Each entry should be quoted word for word, including every mark of punctuation.

+++

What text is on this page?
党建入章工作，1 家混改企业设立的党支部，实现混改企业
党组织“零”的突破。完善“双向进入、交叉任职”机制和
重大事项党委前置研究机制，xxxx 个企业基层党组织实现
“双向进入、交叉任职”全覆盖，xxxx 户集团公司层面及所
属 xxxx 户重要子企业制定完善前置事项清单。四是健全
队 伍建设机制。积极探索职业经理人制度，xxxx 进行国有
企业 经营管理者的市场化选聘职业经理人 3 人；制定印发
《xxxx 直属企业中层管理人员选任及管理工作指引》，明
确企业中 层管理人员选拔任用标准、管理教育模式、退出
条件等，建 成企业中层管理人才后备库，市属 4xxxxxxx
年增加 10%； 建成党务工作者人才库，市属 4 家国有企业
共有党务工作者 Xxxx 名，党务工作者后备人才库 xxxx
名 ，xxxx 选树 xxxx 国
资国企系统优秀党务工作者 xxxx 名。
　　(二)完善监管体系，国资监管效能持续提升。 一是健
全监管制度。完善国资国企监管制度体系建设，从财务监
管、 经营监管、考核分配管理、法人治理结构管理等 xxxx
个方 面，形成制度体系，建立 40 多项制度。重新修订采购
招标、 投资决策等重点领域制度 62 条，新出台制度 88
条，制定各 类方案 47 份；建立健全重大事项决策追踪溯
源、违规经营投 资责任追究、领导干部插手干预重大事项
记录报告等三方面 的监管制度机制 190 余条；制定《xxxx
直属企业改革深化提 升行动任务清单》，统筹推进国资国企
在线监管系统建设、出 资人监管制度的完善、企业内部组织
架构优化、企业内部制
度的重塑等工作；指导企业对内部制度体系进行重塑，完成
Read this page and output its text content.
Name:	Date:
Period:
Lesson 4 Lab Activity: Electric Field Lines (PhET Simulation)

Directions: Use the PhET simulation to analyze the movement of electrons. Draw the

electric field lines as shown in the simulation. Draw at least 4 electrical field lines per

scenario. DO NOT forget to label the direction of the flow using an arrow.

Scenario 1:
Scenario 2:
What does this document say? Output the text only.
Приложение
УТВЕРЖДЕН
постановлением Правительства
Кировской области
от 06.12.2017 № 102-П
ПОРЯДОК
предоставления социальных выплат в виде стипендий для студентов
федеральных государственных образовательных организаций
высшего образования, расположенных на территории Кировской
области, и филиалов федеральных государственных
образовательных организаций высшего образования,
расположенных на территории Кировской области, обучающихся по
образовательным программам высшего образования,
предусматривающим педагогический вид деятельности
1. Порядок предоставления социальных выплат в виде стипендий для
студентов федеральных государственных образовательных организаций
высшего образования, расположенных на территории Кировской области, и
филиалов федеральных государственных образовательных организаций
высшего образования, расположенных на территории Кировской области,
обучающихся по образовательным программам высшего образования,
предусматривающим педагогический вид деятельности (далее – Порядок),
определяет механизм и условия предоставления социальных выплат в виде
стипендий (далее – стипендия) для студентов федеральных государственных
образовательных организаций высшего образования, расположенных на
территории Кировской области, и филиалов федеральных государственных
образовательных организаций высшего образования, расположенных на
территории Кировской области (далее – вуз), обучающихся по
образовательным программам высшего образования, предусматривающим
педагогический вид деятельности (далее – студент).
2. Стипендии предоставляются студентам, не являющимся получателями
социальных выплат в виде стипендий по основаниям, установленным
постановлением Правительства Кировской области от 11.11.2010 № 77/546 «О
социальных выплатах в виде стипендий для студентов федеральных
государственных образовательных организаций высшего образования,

+++

Expected output |
What text is on this page?
党建入章工作，1 家混改企业设立的党支部，实现混改企业
党组织“零”的突破。完善“双向进入、交叉任职”机制和
重大事项党委前置研究机制，xxxx 个企业基层党组织实现
“双向进入、交叉任职”全覆盖，xxxx 户集团公司层面及所
属 xxxx 户重要子企业制定完善前置事项清单。四是健全
队 伍建设机制。积极探索职业经理人制度，xxxx 进行国有
企业 经营管理者的市场化选聘职业经理人 3 人；制定印发
《xxxx 直属企业中层管理人员选任及管理工作指引》，明
确企业中 层管理人员选拔任用标准、管理教育模式、退出
条件等，建 成企业中层管理人才后备库，市属 4xxxxxxx
年增加 10%； 建成党务工作者人才库，市属 4 家国有企业
共有党务工作者 Xxxx 名，党务工作者后备人才库 xxxx
名 ，xxxx 选树 xxxx 国
资国企系统优秀党务工作者 xxxx 名。
　　(二)完善监管体系，国资监管效能持续提升。 一是健
全监管制度。完善国资国企监管制度体系建设，从财务监
管、 经营监管、考核分配管理、法人治理结构管理等 xxxx
个方 面，形成制度体系，建立 40 多项制度。重新修订采购
招标、 投资决策等重点领域制度 62 条，新出台制度 88
条，制定各 类方案 47 份；建立健全重大事项决策追踪溯
源、违规经营投 资责任追究、领导干部插手干预重大事项
记录报告等三方面 的监管制度机制 190 余条；制定《xxxx
直属企业改革深化提 升行动任务清单》，统筹推进国资国企
在线监管系统建设、出 资人监管制度的完善、企业内部组织
架构优化、企业内部制
度的重塑等工作；指导企业对内部制度体系进行重塑，完成
Read this page and output its text content.
Name:	Date:
Period:
Lesson 4 Lab Activity: Electric Field Lines (PhET Simulation)

Directions: Use the PhET simulation to analyze the movement of electrons. Draw the

electric field lines as shown in the simulation. Draw at least 4 electrical field lines per

scenario. DO NOT forget to label the direction of the flow using an arrow.

Scenario 1:
Scenario 2:
What does this document say? Output the text only.
Приложение
УТВЕРЖДЕН
постановлением Правительства
Кировской области
от 06.12.2017 № 102-П
ПОРЯДОК
предоставления социальных выплат в виде стипендий для студентов
федеральных государственных образовательных организаций
высшего образования, расположенных на территории Кировской
области, и филиалов федеральных государственных
образовательных организаций высшего образования,
расположенных на территории Кировской области, обучающихся по
образовательным программам высшего образования,
предусматривающим педагогический вид деятельности
1. Порядок предоставления социальных выплат в виде стипендий для
студентов федеральных государственных образовательных организаций
высшего образования, расположенных на территории Кировской области, и
филиалов федеральных государственных образовательных организаций
высшего образования, расположенных на территории Кировской области,
обучающихся по образовательным программам высшего образования,
предусматривающим педагогический вид деятельности (далее – Порядок),
определяет механизм и условия предоставления социальных выплат в виде
стипендий (далее – стипендия) для студентов федеральных государственных
образовательных организаций высшего образования, расположенных на
территории Кировской области, и филиалов федеральных государственных
образовательных организаций высшего образования, расположенных на
территории Кировской области (далее – вуз), обучающихся по
образовательным программам высшего образования, предусматривающим
педагогический вид деятельности (далее – студент).
2. Стипендии предоставляются студентам, не являющимся получателями
социальных выплат в виде стипендий по основаниям, установленным
постановлением Правительства Кировской области от 11.11.2010 № 77/546 «О
социальных выплатах в виде стипендий для студентов федеральных
государственных образовательных организаций высшего образования,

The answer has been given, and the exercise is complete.